# What you need to do
Please show every line in the entries below that includes the word "JSON".

# Source records
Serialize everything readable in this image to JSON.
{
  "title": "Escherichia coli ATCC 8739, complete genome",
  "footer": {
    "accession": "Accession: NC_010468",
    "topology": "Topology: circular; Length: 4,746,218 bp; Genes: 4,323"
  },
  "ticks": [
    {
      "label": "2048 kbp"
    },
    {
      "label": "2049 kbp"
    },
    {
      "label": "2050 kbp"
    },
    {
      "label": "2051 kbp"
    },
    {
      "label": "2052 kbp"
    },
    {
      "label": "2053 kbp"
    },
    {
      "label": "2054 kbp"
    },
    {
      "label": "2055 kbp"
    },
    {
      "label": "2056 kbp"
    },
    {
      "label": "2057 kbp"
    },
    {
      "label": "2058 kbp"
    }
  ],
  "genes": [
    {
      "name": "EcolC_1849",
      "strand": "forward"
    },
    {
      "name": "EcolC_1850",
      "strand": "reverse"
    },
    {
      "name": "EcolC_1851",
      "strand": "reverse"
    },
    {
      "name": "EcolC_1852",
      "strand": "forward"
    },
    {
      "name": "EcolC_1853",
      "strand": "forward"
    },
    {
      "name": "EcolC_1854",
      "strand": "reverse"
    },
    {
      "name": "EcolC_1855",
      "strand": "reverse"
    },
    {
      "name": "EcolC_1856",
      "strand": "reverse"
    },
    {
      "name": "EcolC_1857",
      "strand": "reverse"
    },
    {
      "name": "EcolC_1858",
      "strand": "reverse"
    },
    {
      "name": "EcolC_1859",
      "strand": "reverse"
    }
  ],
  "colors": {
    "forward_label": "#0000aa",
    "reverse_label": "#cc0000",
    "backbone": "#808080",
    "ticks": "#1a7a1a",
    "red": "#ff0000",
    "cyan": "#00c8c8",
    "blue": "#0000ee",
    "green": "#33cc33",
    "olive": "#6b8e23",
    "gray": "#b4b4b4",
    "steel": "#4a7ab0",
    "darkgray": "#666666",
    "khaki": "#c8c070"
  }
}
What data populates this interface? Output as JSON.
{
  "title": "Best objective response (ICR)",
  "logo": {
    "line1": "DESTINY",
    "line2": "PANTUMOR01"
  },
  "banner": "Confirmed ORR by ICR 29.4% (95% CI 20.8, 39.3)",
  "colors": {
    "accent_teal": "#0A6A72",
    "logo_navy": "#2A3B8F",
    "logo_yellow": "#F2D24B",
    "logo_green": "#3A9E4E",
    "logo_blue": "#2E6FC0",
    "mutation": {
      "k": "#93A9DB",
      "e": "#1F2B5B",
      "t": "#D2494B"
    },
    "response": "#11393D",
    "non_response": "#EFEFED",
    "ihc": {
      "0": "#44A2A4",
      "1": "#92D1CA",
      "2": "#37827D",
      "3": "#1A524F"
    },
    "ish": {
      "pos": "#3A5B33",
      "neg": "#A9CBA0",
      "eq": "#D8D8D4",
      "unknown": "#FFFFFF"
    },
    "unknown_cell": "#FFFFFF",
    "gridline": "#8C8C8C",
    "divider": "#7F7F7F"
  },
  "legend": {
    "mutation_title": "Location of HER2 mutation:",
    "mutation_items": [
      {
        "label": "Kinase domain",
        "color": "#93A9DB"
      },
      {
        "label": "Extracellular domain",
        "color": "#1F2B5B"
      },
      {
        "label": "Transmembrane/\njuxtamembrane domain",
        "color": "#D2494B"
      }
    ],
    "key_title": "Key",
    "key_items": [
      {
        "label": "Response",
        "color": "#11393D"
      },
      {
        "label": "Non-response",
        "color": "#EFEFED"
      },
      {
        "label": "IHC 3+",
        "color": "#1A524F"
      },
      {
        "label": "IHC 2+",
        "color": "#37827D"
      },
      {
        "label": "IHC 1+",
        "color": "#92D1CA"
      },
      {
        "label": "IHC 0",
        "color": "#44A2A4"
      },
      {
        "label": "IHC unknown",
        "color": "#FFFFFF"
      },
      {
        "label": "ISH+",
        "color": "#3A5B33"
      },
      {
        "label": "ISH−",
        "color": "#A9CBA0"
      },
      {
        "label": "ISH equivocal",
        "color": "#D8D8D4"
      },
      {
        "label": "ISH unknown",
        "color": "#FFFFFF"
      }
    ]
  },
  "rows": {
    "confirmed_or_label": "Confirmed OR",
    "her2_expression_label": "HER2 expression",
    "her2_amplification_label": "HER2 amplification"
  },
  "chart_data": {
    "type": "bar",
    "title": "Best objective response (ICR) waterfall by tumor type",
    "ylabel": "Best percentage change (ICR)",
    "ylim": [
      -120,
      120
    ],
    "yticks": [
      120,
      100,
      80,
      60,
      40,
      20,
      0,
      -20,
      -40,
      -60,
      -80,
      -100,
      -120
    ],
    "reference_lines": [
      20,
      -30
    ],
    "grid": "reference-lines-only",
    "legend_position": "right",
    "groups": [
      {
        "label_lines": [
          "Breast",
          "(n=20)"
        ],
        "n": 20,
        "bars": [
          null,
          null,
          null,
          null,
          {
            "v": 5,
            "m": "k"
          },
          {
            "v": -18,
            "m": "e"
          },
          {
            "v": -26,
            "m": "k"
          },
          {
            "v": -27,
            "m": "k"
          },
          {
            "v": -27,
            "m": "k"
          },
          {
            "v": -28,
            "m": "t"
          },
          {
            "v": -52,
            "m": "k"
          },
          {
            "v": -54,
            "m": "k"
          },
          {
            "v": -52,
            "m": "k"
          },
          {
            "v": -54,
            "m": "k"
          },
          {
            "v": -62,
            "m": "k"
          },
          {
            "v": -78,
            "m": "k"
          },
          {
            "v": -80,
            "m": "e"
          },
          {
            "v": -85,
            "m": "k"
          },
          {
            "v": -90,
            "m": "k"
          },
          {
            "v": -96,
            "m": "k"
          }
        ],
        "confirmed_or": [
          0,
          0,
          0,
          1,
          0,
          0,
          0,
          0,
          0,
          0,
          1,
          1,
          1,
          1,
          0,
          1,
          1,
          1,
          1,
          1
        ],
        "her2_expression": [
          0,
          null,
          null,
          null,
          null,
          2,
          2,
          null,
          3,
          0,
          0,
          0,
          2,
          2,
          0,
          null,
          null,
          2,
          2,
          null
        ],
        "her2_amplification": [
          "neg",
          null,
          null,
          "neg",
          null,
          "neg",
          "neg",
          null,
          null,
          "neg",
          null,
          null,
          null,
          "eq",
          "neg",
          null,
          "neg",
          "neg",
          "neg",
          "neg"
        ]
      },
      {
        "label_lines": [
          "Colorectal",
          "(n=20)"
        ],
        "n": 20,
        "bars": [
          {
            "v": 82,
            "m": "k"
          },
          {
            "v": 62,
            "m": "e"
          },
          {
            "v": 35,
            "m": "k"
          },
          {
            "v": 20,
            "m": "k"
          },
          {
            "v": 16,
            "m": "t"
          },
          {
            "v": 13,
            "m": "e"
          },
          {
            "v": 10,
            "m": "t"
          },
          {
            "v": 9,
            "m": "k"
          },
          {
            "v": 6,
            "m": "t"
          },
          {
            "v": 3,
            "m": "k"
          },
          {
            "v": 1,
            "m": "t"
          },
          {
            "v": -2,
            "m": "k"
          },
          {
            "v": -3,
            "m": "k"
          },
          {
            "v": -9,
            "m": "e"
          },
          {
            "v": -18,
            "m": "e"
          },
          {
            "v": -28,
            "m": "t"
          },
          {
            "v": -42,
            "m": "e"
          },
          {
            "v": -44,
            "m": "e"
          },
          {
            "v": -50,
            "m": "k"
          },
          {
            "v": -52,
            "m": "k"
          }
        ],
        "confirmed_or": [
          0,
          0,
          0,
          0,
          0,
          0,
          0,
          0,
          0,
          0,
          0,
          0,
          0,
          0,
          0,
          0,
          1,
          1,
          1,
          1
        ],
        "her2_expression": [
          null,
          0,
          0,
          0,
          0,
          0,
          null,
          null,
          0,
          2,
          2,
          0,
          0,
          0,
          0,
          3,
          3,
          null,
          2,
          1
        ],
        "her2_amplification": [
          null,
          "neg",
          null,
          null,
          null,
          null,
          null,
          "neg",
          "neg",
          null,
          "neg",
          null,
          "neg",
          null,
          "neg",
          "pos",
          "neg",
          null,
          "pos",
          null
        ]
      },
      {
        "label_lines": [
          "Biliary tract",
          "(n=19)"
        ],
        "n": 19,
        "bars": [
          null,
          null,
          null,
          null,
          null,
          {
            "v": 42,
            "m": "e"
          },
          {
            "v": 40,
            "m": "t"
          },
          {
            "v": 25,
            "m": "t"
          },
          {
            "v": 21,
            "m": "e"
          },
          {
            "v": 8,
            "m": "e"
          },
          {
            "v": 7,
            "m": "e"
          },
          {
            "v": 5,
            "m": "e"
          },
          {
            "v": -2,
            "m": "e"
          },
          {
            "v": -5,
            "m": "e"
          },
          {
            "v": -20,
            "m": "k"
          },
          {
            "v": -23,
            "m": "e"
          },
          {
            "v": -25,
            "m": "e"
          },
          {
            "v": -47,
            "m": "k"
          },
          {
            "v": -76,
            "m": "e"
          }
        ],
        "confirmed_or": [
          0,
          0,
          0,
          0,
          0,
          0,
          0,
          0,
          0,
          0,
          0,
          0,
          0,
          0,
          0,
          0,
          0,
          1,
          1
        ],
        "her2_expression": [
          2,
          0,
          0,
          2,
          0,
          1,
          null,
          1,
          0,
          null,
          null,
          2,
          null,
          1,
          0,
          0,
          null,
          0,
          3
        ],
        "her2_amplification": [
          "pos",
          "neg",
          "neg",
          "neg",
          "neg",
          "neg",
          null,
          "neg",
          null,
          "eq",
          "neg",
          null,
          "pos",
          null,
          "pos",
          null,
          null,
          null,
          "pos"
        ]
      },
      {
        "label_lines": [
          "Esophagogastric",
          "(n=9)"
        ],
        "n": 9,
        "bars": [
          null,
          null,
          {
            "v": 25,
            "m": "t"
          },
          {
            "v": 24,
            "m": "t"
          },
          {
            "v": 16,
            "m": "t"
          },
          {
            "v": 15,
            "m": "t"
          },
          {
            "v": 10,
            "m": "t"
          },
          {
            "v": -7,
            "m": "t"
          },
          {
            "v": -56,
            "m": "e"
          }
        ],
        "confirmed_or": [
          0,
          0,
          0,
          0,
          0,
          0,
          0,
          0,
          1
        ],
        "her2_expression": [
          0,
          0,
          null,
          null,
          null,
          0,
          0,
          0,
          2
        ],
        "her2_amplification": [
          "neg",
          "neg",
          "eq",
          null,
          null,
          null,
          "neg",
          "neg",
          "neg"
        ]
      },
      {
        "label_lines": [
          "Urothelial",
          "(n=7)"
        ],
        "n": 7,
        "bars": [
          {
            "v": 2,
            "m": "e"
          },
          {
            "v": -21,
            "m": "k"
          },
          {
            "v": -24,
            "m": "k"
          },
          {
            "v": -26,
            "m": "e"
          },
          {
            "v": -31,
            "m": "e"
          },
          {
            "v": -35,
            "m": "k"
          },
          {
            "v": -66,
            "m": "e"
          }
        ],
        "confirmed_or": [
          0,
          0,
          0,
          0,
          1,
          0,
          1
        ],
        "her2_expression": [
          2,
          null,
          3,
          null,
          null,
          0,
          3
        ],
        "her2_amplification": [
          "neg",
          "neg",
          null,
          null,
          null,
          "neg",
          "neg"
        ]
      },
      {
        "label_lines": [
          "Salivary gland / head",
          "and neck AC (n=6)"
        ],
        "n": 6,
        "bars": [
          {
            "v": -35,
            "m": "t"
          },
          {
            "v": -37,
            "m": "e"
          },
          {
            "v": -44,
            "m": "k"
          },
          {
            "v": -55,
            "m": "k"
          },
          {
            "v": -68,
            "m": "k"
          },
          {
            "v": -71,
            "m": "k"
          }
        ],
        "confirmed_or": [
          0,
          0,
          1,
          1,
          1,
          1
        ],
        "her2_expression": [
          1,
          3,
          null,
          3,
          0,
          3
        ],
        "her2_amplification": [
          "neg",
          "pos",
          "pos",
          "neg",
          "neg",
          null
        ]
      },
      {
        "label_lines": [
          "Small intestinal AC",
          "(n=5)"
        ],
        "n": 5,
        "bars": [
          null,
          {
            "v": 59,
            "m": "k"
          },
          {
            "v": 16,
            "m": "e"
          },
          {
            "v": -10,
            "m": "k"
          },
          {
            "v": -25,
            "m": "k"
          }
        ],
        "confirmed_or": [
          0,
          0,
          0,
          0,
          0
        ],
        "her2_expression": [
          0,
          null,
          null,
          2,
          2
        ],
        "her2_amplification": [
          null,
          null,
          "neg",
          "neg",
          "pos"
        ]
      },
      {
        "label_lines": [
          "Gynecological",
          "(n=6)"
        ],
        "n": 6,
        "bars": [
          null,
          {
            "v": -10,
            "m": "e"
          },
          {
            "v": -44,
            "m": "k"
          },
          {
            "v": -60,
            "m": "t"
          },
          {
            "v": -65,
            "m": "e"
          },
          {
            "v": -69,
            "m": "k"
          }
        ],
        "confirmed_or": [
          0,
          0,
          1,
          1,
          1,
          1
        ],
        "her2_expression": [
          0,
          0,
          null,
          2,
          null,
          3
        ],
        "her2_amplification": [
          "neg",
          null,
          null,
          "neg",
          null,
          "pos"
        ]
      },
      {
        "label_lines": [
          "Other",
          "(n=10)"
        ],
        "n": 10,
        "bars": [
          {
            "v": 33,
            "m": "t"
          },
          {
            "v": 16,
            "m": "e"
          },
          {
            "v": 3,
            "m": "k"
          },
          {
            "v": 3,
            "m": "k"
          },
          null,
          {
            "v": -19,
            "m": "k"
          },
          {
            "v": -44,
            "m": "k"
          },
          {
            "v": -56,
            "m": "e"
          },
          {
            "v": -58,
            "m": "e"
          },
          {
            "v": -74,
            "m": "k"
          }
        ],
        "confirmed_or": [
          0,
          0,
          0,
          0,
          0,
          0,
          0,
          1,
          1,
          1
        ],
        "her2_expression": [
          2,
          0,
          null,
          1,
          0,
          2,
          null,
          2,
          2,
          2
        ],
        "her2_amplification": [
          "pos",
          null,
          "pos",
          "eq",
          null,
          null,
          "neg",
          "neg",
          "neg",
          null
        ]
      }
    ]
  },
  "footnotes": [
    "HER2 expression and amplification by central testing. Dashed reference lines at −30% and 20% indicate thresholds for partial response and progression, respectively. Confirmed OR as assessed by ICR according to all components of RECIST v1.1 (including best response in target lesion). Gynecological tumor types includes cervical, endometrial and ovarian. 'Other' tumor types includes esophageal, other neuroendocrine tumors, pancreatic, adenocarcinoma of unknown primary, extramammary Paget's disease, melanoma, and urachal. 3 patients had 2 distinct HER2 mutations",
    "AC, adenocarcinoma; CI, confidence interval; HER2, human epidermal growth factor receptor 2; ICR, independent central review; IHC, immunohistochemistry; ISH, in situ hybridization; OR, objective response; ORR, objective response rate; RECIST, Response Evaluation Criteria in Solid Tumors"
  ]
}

# Solution
Serialize everything readable in this image to JSON.
What data populates this interface? Output as JSON.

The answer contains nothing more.